Dataset rows of page text
_ _ _ _ _

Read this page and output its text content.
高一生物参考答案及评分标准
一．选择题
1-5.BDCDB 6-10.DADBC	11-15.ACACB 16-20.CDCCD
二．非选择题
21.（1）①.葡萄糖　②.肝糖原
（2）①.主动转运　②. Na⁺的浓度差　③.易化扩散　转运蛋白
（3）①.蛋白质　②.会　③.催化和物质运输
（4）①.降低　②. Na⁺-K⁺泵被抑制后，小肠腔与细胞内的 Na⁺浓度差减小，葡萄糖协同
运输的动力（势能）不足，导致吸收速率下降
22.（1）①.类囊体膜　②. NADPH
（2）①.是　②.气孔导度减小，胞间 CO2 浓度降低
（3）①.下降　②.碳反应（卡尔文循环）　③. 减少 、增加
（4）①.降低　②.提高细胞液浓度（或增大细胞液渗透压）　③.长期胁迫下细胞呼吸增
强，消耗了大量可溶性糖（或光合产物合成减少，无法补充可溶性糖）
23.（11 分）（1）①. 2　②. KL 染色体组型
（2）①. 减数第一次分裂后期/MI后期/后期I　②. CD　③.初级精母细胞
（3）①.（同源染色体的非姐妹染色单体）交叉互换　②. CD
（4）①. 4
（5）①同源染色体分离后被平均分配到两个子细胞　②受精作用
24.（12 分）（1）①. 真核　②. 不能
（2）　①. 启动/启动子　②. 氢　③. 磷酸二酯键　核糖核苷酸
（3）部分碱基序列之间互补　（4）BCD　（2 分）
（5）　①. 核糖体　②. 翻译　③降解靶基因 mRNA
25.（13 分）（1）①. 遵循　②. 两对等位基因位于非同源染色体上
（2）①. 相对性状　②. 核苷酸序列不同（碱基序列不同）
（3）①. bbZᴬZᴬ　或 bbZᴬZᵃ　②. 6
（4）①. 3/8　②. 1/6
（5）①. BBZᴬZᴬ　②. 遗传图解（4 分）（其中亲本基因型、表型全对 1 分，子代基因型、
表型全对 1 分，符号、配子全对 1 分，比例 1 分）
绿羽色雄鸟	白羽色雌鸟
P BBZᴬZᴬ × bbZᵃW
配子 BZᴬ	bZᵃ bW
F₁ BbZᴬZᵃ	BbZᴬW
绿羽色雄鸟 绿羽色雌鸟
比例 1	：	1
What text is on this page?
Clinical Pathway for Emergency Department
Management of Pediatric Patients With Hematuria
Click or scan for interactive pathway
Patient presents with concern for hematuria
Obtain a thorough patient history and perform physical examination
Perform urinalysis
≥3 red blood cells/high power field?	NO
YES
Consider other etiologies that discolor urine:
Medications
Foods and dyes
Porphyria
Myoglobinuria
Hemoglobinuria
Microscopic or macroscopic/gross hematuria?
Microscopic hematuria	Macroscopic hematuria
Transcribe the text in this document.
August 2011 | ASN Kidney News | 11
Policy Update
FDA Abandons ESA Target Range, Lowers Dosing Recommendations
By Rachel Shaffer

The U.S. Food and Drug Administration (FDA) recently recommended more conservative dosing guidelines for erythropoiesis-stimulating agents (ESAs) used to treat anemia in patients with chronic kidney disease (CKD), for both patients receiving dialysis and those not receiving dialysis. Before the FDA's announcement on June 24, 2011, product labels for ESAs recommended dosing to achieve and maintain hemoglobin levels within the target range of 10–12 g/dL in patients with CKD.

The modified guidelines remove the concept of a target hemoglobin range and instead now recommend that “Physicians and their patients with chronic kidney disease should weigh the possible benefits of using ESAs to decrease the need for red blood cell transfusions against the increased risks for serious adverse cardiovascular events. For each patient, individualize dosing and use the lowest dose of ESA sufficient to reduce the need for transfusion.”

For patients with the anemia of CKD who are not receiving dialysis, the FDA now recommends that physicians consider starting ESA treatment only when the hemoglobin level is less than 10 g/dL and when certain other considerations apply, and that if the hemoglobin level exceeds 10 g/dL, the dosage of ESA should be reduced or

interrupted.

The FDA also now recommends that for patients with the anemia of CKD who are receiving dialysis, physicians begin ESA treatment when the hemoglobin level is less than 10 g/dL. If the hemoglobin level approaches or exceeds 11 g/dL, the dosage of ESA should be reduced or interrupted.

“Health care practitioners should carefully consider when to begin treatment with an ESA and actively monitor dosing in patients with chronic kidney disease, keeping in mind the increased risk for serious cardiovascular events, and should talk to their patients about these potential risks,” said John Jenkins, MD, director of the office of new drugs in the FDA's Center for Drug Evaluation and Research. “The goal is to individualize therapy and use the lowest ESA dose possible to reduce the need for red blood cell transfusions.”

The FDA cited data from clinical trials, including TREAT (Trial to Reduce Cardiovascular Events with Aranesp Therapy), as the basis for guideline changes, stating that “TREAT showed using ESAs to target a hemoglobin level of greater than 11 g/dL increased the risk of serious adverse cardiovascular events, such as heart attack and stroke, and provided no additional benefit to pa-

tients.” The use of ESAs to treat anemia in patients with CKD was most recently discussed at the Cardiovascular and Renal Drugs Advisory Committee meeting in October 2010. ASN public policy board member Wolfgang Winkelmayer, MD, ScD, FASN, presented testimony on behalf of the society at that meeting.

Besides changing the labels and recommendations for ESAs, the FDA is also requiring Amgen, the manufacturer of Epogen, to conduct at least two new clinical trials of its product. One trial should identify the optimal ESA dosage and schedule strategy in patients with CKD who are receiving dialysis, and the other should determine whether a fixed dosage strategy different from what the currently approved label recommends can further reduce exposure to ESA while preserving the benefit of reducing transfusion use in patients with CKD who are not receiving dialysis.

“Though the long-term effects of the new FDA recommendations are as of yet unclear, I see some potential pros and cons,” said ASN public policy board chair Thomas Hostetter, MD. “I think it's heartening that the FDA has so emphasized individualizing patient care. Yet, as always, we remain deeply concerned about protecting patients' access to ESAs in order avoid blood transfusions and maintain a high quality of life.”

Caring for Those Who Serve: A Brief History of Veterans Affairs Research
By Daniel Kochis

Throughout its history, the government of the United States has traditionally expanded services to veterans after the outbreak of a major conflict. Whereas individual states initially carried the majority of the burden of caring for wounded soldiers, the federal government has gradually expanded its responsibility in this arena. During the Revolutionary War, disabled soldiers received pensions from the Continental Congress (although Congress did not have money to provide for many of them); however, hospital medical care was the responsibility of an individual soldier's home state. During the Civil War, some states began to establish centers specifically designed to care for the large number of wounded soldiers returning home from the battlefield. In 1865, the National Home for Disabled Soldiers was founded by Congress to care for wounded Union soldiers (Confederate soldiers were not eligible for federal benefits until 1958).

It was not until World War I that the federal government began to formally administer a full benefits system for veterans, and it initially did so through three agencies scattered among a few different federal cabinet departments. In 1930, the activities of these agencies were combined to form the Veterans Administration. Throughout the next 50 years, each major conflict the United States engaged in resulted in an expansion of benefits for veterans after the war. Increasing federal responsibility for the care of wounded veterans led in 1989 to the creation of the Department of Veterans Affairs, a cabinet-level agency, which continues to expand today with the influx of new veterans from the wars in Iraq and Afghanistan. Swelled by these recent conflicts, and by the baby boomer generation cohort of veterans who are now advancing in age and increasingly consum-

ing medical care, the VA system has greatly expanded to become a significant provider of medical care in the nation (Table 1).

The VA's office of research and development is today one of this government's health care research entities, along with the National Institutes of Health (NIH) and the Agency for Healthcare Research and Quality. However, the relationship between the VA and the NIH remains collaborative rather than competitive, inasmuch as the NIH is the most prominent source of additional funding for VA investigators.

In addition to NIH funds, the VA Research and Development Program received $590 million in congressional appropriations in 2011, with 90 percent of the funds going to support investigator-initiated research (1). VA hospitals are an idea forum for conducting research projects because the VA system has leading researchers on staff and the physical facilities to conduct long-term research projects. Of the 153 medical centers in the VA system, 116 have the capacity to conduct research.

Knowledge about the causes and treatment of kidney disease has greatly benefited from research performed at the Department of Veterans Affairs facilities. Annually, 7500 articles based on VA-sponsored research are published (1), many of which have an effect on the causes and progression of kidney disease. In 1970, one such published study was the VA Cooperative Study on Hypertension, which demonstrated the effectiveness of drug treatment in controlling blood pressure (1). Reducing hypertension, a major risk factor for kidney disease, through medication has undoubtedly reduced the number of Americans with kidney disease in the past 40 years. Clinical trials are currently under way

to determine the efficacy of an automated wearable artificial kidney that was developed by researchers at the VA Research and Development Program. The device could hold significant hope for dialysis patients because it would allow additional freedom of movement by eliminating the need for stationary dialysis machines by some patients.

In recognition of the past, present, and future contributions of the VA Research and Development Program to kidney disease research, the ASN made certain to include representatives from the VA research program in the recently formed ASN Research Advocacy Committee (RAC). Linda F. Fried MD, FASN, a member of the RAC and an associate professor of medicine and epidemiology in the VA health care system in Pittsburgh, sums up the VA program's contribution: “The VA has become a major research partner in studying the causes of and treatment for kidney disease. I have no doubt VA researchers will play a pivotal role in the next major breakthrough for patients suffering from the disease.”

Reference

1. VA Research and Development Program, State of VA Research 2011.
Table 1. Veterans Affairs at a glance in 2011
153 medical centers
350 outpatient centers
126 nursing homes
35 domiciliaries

_ _ _ _ _

**Required action**
Copy out each line of the records that holds the string "lowest".

**Solution to this task**
The modified guidelines remove the concept of a target hemoglobin range and instead now recommend that “Physicians and their patients with chronic kidney disease should weigh the possible benefits of using ESAs to decrease the need for red blood cell transfusions against the increased risks for serious adverse cardiovascular events. For each patient, individualize dosing and use the lowest dose of ESA sufficient to reduce the need for transfusion.”
“Health care practitioners should carefully consider when to begin treatment with an ESA and actively monitor dosing in patients with chronic kidney disease, keeping in mind the increased risk for serious cardiovascular events, and should talk to their patients about these potential risks,” said John Jenkins, MD, director of the office of new drugs in the FDA's Center for Drug Evaluation and Research. “The goal is to individualize therapy and use the lowest ESA dose possible to reduce the need for red blood cell transfusions.”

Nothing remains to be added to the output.